## Job
All material below is to be reproduced exactly.

--- start Extracted material ---

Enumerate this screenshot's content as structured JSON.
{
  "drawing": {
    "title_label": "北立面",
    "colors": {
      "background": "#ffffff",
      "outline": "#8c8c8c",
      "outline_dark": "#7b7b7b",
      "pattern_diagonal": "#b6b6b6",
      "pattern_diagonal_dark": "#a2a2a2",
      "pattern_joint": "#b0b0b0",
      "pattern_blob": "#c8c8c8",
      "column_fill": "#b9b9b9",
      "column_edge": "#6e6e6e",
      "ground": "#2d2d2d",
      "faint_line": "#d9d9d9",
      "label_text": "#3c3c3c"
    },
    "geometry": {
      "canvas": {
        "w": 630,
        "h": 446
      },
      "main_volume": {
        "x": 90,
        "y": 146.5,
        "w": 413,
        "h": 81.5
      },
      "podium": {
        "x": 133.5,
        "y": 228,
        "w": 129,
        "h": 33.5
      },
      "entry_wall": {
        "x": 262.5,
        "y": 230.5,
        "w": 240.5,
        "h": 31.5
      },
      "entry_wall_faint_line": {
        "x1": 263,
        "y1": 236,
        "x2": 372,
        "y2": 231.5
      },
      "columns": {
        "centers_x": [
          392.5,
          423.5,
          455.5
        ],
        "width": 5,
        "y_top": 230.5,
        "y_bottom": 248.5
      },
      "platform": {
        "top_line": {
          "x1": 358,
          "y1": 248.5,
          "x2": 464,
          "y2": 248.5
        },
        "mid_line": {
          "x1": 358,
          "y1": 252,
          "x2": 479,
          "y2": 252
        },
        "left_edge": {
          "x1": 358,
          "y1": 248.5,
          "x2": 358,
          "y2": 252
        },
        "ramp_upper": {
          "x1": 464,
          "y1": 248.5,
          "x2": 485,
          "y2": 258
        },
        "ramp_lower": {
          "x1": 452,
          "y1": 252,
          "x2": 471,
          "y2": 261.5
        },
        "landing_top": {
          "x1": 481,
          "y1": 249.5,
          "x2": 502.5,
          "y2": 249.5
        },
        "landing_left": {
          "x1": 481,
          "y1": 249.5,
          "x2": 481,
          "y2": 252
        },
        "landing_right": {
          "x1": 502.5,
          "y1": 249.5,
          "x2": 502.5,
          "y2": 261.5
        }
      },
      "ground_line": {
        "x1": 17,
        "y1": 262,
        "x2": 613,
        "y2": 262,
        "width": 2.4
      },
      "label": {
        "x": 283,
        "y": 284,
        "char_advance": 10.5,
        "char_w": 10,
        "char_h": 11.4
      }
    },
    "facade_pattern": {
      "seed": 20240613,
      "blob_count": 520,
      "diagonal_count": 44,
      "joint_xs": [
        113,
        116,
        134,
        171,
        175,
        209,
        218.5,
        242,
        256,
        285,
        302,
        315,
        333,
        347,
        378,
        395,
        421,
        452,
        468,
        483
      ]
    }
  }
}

--- end Extracted material ---

## Full answer
Enumerate this screenshot's content as structured JSON.
{
  "drawing": {
    "title_label": "北立面",
    "colors": {
      "background": "#ffffff",
      "outline": "#8c8c8c",
      "outline_dark": "#7b7b7b",
      "pattern_diagonal": "#b6b6b6",
      "pattern_diagonal_dark": "#a2a2a2",
      "pattern_joint": "#b0b0b0",
      "pattern_blob": "#c8c8c8",
      "column_fill": "#b9b9b9",
      "column_edge": "#6e6e6e",
      "ground": "#2d2d2d",
      "faint_line": "#d9d9d9",
      "label_text": "#3c3c3c"
    },
    "geometry": {
      "canvas": {
        "w": 630,
        "h": 446
      },
      "main_volume": {
        "x": 90,
        "y": 146.5,
        "w": 413,
        "h": 81.5
      },
      "podium": {
        "x": 133.5,
        "y": 228,
        "w": 129,
        "h": 33.5
      },
      "entry_wall": {
        "x": 262.5,
        "y": 230.5,
        "w": 240.5,
        "h": 31.5
      },
      "entry_wall_faint_line": {
        "x1": 263,
        "y1": 236,
        "x2": 372,
        "y2": 231.5
      },
      "columns": {
        "centers_x": [
          392.5,
          423.5,
          455.5
        ],
        "width": 5,
        "y_top": 230.5,
        "y_bottom": 248.5
      },
      "platform": {
        "top_line": {
          "x1": 358,
          "y1": 248.5,
          "x2": 464,
          "y2": 248.5
        },
        "mid_line": {
          "x1": 358,
          "y1": 252,
          "x2": 479,
          "y2": 252
        },
        "left_edge": {
          "x1": 358,
          "y1": 248.5,
          "x2": 358,
          "y2": 252
        },
        "ramp_upper": {
          "x1": 464,
          "y1": 248.5,
          "x2": 485,
          "y2": 258
        },
        "ramp_lower": {
          "x1": 452,
          "y1": 252,
          "x2": 471,
          "y2": 261.5
        },
        "landing_top": {
          "x1": 481,
          "y1": 249.5,
          "x2": 502.5,
          "y2": 249.5
        },
        "landing_left": {
          "x1": 481,
          "y1": 249.5,
          "x2": 481,
          "y2": 252
        },
        "landing_right": {
          "x1": 502.5,
          "y1": 249.5,
          "x2": 502.5,
          "y2": 261.5
        }
      },
      "ground_line": {
        "x1": 17,
        "y1": 262,
        "x2": 613,
        "y2": 262,
        "width": 2.4
      },
      "label": {
        "x": 283,
        "y": 284,
        "char_advance": 10.5,
        "char_w": 10,
        "char_h": 11.4
      }
    },
    "facade_pattern": {
      "seed": 20240613,
      "blob_count": 520,
      "diagonal_count": 44,
      "joint_xs": [
        113,
        116,
        134,
        171,
        175,
        209,
        218.5,
        242,
        256,
        285,
        302,
        315,
        333,
        347,
        378,
        395,
        421,
        452,
        468,
        483
      ]
    }
  }
}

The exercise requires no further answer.